*** Dataset records ***

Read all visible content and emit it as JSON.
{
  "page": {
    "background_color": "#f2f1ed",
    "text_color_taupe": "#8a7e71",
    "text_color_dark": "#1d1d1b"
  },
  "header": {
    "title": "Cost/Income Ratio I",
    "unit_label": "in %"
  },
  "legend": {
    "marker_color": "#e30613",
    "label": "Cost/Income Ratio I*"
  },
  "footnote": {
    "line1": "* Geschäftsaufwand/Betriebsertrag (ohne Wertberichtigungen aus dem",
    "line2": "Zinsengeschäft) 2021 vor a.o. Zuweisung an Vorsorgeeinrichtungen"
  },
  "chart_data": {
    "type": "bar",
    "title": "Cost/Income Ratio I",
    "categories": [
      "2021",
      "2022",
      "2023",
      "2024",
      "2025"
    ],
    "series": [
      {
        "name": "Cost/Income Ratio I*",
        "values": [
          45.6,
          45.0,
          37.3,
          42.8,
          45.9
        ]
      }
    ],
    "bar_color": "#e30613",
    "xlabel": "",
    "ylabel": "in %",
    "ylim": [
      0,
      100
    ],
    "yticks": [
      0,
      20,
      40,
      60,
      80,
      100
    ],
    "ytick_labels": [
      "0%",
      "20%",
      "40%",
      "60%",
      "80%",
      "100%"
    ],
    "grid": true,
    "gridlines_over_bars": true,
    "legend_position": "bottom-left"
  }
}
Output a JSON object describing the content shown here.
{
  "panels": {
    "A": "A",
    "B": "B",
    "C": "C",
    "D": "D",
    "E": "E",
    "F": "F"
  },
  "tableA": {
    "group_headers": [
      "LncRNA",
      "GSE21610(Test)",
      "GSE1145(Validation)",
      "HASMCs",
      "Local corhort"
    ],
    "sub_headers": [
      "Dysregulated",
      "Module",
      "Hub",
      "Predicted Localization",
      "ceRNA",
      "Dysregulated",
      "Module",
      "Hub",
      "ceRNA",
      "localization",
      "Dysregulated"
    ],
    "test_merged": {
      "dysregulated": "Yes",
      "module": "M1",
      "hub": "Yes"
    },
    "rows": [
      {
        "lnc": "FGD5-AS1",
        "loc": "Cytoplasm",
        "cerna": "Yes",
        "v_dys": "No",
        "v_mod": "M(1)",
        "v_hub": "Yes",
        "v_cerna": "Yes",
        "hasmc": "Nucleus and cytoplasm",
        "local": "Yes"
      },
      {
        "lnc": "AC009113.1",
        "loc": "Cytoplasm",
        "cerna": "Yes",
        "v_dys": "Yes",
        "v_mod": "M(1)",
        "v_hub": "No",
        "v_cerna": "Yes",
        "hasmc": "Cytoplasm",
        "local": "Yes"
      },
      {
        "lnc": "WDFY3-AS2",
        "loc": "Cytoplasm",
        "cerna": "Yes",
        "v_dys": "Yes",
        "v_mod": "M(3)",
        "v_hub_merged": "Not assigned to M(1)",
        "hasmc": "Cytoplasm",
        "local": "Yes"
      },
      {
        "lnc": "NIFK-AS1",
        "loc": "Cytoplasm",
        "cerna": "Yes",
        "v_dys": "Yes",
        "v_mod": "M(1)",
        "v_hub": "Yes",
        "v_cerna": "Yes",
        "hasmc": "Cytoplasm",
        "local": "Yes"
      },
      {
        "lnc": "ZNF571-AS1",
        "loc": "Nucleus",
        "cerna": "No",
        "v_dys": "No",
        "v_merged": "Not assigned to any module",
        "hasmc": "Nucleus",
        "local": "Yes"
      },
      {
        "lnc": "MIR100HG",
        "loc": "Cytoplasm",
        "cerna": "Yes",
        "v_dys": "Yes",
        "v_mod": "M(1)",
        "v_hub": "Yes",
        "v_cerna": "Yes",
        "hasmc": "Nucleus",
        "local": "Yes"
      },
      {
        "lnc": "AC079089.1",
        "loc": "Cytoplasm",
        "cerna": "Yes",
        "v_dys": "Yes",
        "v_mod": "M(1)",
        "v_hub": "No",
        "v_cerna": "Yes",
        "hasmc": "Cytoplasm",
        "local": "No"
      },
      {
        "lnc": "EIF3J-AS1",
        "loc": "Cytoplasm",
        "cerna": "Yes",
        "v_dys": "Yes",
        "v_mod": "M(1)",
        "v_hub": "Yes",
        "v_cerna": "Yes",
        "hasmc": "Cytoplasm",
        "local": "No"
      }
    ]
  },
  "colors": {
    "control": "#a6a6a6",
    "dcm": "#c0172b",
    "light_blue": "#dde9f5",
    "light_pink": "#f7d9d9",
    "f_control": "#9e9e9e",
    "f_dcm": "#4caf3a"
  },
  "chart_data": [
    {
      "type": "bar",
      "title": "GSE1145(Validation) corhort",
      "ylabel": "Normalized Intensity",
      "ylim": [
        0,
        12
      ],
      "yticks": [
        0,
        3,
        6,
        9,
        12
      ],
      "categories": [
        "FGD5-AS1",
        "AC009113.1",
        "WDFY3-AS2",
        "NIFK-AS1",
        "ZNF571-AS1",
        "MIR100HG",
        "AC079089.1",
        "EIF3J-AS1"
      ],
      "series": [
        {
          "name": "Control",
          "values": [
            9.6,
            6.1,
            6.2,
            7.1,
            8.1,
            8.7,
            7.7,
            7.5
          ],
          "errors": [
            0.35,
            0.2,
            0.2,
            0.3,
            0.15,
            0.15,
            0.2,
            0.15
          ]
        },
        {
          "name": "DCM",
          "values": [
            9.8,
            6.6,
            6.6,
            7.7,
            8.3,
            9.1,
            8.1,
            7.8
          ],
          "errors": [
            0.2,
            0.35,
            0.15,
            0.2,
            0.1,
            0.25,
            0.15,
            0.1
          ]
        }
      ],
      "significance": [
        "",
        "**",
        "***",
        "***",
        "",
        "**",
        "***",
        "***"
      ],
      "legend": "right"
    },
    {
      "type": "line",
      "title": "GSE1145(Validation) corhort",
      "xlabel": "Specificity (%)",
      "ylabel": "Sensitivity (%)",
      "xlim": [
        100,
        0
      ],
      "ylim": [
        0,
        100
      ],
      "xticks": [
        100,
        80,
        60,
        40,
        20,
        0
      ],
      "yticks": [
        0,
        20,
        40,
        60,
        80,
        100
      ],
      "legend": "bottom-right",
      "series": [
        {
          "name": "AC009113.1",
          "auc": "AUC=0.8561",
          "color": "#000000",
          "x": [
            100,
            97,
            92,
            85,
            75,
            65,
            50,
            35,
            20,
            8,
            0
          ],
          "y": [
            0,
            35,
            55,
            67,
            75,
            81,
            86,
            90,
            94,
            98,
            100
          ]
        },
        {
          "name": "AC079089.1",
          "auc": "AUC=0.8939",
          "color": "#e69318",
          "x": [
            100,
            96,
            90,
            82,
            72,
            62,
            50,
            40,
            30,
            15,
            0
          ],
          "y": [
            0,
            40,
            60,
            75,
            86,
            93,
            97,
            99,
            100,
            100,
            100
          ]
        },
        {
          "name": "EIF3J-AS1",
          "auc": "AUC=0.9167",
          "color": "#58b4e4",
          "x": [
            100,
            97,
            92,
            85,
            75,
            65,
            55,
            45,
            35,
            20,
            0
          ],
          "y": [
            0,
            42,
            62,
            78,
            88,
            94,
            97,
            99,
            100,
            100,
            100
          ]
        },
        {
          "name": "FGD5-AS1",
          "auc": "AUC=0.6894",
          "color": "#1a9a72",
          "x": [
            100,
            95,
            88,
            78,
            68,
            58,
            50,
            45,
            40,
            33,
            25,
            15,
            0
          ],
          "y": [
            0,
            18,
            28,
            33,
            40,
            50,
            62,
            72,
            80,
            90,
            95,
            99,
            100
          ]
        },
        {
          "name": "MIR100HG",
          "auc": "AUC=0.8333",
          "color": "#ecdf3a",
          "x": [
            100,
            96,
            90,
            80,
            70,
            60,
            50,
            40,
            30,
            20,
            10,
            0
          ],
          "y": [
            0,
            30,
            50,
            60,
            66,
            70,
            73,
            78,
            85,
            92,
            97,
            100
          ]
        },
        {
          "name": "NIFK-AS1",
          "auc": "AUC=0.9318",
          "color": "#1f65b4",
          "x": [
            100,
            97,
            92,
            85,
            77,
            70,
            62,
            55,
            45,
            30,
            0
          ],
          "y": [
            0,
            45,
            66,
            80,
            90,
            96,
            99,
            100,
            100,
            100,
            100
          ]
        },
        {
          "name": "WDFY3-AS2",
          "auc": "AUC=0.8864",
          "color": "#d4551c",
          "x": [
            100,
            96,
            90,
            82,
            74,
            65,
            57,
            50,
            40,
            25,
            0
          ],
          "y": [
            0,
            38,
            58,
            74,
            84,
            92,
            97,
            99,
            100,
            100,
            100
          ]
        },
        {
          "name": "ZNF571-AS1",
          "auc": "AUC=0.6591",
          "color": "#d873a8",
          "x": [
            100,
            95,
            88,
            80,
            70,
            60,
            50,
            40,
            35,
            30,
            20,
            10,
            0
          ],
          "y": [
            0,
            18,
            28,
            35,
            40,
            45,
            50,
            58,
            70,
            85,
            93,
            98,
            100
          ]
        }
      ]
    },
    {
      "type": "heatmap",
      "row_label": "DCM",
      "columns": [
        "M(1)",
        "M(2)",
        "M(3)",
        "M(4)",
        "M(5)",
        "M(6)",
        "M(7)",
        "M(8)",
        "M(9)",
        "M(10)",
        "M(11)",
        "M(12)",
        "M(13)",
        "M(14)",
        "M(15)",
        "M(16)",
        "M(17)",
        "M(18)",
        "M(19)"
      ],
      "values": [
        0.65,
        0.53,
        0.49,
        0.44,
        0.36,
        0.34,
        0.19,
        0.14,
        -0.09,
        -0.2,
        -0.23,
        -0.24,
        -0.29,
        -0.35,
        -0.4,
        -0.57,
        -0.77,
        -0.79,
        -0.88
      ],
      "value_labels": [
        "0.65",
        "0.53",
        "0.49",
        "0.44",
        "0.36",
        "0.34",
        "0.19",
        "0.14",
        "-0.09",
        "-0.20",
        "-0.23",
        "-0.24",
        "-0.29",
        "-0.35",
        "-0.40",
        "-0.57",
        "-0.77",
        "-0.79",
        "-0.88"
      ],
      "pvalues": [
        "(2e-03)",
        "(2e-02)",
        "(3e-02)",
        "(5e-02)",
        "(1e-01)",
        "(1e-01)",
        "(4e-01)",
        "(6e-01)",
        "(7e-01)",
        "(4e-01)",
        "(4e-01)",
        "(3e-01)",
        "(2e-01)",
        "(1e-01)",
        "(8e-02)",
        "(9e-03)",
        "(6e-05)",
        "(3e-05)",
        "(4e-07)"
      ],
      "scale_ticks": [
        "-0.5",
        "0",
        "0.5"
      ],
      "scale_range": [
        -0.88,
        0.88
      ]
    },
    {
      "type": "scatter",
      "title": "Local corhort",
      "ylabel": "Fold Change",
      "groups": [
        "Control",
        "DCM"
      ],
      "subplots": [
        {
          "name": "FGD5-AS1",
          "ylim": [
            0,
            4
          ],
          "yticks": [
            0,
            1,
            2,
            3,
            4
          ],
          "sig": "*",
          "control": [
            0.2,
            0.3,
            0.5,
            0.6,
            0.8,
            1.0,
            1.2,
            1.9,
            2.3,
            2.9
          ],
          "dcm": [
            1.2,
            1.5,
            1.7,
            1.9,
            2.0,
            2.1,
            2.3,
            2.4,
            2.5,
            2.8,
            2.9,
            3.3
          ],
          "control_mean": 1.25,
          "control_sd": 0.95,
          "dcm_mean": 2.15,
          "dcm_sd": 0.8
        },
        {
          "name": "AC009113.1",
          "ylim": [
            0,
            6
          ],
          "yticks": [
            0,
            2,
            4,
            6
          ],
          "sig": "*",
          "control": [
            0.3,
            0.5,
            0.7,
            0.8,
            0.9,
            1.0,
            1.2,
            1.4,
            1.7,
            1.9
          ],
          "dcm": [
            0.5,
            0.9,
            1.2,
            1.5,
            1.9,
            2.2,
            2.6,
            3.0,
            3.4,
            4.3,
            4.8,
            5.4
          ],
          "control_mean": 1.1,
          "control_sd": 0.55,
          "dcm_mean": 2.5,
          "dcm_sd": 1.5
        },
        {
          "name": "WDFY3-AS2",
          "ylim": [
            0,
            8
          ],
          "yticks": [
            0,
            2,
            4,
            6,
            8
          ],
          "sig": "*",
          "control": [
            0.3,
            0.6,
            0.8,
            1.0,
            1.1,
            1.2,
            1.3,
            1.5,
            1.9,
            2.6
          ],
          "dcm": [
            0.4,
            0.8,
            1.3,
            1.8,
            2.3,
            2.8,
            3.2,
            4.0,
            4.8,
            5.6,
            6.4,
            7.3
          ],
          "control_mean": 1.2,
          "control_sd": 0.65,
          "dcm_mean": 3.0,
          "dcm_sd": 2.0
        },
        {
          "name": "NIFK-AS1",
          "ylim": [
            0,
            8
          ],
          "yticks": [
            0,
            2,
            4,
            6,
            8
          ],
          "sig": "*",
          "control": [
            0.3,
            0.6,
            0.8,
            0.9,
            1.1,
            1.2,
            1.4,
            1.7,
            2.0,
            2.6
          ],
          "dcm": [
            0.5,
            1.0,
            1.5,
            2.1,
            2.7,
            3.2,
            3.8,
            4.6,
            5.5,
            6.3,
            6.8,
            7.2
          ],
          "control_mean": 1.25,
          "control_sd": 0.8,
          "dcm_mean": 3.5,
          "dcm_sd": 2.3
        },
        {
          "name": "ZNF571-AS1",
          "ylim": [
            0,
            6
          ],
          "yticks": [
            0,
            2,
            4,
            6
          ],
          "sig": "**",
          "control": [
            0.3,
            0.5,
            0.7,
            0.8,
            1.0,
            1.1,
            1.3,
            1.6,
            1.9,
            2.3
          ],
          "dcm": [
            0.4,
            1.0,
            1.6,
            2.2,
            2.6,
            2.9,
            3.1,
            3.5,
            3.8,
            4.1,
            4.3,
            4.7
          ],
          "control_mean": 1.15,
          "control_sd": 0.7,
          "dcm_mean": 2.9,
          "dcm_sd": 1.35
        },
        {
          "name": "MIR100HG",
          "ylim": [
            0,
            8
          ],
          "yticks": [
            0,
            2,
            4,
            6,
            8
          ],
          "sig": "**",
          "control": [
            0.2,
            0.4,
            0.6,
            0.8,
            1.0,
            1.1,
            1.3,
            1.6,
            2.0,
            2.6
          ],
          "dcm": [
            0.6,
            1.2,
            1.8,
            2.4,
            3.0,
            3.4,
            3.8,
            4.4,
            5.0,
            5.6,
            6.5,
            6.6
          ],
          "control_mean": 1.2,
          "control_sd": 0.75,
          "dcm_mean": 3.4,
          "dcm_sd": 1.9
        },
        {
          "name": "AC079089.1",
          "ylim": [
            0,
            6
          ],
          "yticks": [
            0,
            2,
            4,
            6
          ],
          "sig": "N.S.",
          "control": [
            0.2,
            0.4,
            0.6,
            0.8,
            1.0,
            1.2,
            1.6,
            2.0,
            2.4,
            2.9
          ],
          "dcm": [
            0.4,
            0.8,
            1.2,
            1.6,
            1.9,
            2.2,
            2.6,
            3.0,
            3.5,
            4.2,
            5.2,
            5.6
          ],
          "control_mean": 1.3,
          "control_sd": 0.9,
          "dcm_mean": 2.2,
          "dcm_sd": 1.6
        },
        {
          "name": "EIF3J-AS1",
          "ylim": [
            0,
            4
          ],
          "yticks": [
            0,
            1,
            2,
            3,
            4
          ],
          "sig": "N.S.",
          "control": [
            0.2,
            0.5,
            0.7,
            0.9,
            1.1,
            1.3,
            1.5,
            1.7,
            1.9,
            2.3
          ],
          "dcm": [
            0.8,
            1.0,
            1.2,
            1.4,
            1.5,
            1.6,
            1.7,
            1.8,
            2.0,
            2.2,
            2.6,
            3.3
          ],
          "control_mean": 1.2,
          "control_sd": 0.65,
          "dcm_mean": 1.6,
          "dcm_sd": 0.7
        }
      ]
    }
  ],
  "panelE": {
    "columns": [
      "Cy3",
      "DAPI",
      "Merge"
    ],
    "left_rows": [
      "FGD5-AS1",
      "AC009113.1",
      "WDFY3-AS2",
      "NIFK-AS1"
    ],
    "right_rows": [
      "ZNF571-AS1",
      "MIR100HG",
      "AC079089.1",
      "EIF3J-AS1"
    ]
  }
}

***

Direction - Give the count of lines in the listing above that include "bottom", with no other words.

Answer below - 2